Your objective |
Identify each line holding the string "关于加强建设工程招标投标管理的若干规定" and copy it.

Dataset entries
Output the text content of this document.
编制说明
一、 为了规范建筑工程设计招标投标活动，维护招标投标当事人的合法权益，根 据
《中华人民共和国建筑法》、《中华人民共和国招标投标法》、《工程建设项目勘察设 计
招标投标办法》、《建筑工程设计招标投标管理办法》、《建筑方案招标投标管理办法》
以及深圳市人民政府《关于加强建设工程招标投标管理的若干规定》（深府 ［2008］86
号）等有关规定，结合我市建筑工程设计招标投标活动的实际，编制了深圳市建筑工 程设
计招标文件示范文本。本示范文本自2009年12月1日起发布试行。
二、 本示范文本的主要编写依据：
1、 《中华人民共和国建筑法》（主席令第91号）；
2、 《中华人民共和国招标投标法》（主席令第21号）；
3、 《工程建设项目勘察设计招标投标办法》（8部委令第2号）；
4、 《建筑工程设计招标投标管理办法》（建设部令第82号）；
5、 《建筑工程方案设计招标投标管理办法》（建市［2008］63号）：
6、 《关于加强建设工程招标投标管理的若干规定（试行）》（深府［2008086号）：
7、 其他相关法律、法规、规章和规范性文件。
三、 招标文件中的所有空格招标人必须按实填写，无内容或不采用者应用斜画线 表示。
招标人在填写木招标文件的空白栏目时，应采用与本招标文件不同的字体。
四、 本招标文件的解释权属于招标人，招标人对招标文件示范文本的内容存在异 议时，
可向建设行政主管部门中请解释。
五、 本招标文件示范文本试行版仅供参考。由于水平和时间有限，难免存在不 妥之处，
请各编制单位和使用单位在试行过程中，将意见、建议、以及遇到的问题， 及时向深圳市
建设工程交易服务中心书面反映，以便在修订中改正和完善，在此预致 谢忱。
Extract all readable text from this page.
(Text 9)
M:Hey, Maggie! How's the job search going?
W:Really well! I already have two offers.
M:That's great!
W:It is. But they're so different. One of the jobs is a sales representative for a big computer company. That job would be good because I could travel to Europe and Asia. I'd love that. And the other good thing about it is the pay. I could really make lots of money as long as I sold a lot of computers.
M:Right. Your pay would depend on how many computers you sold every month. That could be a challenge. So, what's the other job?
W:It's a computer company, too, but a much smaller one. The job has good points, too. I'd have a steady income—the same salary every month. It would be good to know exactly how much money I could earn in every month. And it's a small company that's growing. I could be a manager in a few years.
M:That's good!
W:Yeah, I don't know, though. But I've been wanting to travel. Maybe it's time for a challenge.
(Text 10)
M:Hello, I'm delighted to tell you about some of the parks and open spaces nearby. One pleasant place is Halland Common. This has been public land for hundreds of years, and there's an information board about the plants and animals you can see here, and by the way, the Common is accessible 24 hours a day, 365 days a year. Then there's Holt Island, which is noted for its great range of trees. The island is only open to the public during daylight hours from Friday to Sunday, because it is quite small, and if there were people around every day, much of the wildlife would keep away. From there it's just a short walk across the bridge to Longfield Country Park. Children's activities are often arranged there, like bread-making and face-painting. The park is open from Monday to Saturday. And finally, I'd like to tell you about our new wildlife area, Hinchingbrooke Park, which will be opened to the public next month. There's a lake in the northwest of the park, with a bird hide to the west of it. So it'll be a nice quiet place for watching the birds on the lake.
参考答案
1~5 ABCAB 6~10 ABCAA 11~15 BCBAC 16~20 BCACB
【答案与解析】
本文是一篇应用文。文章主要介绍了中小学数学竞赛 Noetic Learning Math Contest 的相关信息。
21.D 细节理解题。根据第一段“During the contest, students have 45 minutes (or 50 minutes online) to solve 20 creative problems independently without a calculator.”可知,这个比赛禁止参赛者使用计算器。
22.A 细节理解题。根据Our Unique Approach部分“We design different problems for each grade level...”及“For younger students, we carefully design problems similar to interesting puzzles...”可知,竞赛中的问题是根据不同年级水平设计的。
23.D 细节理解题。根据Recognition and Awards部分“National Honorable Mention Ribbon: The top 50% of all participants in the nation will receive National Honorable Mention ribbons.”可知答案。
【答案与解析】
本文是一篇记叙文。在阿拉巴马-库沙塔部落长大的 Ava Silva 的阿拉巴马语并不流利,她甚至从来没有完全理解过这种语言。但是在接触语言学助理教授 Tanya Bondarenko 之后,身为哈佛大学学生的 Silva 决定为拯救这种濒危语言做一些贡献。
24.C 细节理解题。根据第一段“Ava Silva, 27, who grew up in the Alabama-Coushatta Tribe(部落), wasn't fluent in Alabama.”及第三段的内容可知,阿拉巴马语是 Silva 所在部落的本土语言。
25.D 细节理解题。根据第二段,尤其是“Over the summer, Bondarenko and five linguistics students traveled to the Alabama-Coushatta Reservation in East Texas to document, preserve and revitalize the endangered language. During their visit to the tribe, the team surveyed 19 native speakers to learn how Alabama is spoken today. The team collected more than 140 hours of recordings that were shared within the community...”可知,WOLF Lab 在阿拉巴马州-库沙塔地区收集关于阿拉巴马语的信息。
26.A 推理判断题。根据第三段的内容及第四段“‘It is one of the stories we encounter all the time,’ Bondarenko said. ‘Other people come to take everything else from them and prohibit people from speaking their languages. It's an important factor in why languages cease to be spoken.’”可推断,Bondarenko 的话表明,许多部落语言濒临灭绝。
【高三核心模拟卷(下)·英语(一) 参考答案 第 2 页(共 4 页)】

Completed task |
以及深圳市人民政府《关于加强建设工程招标投标管理的若干规定》（深府 ［2008］86
6、 《关于加强建设工程招标投标管理的若干规定（试行）》（深府［2008086号）：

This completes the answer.